- Conjunto de tarefas
**a.** No excerto sobre os jogos contra os argentinos, com que clube era a contenda que o relator estava a relatar?
**b.** Prossiga o excerto sobre os jogos contra os argentinos a partir da última frase apresentada.

Não há registo de feito positivo nos
contatos com a estranja, quer em pleitos de seleção quer nas suas pelejas com
agremiações argentinas convidadas ou em digressão pela Europa. Em
representações internacionais «refastelavam-se» com10 da Inglaterra, da Espanha
e, em causa própria, contra os argentinos não houve melhoras. Estes, apenas com
os tradicionais e ancestrais instrumentos chiriguanos, taikas, charangos e
pilagas, brindaram-nos, em concertos harmoniosos, com inolvidáveis sinfonias de
tangos bem ensaiados e sublimes acordes. Tanguearam-nos e mimosearam-nos, aqui,
no seu reduto, com sete e oito, reduzindo-os àquilo que era, naturalmente, a sua
verdadeira essência: nadir, zero!
Que vergonha!
Bem me lembro de um saudoso e
conceituado relator comummente conotado com os valados quando, no relato de uma
destas contendas com o S. Lourenço de Almagro, gritava com alguma desilusão e tristeza: falta um quarto de
hora, os argentinos, já satisfeitos, brincam, tocando a bela música na sua
quinta e de lá, entretidos que estão, não lhes apetece sair.
Que baile! Que gozo!

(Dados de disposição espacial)
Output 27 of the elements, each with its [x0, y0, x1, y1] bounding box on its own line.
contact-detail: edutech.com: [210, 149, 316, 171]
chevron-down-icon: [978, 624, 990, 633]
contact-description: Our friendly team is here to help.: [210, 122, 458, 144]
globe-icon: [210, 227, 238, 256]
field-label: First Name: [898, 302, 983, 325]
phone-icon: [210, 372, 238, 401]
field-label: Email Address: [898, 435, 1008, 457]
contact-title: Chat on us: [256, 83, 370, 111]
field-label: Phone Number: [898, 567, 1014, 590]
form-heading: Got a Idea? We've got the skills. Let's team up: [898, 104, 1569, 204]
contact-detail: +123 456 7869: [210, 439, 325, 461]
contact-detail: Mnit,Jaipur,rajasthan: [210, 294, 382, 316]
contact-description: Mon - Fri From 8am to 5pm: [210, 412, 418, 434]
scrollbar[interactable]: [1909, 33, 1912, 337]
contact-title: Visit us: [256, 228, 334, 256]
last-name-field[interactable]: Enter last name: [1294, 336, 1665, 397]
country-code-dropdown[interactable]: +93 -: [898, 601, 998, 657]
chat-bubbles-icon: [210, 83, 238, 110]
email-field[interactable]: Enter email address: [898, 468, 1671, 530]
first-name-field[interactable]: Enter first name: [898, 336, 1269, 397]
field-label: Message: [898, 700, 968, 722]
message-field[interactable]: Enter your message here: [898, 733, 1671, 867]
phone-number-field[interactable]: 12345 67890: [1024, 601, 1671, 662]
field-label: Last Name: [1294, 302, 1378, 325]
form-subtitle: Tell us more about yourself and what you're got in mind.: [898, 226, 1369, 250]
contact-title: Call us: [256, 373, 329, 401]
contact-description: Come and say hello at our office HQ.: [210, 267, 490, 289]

- Respostas por tarefa
**a.** Com o S. Lourenço de Almagro.

**b.**
Alguém se lembra daquele ataque composto
por Michael, Ceconato, Lacásio, Grilo e Cruz? Sim, eram eles os charangos,
taikas e chiriguanos; não violas e tubas…
Mas, situemo-nos no tempo:
Tinha acabado a II grande guerra. A
Europa ainda cheirava a pólvora e quase ainda não se tinham extinguido os ecos
de canhões e bombas lançadas a partir de fevereiro de 1945 pelos aliados, USA e
Inglaterra, sobre os centros das cidades alemãs e nipónicas, bem no centro para
causar maior impacto. Cidades indefesas pelo desenrolar da guerra, sobretudo
Hiroxima e Nagasaki, com armas atómicas, e os bombardeamentos a esmo a Dresden,
onde já só se encontravam doentes, velhos, mulheres e crianças. Só aqui pereceram
pelo menos 25 mil civis, e a cidade ficou completamente arrasada e destruída.
Por cá, embora não tivesse havido
bombardeamentos, sofreu-se e sofriam-se ainda os efeitos comuns de proximidade,
com os estilhaços sociais e económicos que causaram, por alguns anos, muitos
danos ao país e à população, tais como carências de artigos de primeira necessidade,
que obrigavam à aquisição de senhas e cupões para, em filas intermináveis,
comprar géneros alimentícios, incluindo o pão; racionamentos por decreto e,
até, bolhas de manifesta miséria e alguma fome.
Tempos de contrabando
Tempos de candongueiros
Tempos difíceis.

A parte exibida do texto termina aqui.